### To be done
Scan the data below. Pull out each line where "Objectives" occurs.
────────────────
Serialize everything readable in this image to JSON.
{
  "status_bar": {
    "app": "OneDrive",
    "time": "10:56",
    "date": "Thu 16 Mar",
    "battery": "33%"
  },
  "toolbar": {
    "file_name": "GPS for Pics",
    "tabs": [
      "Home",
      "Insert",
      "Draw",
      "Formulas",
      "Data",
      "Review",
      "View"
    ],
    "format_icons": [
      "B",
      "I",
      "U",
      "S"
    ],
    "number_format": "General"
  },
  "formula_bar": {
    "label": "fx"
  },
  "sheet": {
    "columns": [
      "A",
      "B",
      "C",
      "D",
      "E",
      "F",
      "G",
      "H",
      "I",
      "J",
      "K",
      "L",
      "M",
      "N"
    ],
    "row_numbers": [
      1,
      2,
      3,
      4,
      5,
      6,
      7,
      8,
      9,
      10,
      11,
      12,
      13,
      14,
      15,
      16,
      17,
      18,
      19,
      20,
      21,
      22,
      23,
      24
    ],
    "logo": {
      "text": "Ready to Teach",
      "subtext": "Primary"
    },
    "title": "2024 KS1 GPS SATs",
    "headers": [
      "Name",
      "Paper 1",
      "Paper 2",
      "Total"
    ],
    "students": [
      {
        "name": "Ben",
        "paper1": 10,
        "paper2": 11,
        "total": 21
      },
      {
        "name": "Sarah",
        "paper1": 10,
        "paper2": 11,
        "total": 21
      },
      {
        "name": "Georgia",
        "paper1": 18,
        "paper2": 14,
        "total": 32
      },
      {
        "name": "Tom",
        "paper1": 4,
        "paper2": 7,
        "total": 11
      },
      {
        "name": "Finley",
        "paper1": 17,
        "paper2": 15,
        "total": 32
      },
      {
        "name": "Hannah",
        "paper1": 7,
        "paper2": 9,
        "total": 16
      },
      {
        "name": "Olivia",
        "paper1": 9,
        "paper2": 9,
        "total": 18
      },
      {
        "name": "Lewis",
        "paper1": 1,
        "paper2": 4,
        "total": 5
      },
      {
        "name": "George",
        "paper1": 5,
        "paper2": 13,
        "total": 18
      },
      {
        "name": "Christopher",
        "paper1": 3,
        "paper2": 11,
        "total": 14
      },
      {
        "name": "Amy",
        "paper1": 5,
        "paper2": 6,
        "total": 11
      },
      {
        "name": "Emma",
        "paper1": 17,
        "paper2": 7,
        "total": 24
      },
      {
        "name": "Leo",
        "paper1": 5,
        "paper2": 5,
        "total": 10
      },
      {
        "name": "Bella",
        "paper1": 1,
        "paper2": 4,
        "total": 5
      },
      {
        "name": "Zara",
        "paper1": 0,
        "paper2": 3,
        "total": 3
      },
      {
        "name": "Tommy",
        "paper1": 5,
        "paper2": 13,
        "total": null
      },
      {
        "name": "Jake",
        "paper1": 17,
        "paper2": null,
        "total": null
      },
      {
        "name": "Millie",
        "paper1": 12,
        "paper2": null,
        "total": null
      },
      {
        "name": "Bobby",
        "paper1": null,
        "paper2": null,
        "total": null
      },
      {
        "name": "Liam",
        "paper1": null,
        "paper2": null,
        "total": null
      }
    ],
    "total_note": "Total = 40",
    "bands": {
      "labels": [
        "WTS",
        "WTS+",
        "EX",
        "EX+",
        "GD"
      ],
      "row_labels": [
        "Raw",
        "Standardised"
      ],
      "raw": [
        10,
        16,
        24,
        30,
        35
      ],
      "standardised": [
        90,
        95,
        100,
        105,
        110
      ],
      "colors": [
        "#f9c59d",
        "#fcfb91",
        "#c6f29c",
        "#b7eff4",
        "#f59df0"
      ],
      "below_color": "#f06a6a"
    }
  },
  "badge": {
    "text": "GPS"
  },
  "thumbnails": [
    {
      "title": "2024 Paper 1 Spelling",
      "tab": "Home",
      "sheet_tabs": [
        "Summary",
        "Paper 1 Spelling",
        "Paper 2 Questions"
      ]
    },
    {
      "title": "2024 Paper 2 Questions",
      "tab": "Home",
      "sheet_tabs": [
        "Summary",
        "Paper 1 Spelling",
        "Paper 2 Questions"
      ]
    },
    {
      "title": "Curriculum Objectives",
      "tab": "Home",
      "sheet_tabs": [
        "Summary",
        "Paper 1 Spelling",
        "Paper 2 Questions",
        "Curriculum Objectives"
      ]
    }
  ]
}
────────────────
### Task answer
      "title": "Curriculum Objectives",
        "Curriculum Objectives"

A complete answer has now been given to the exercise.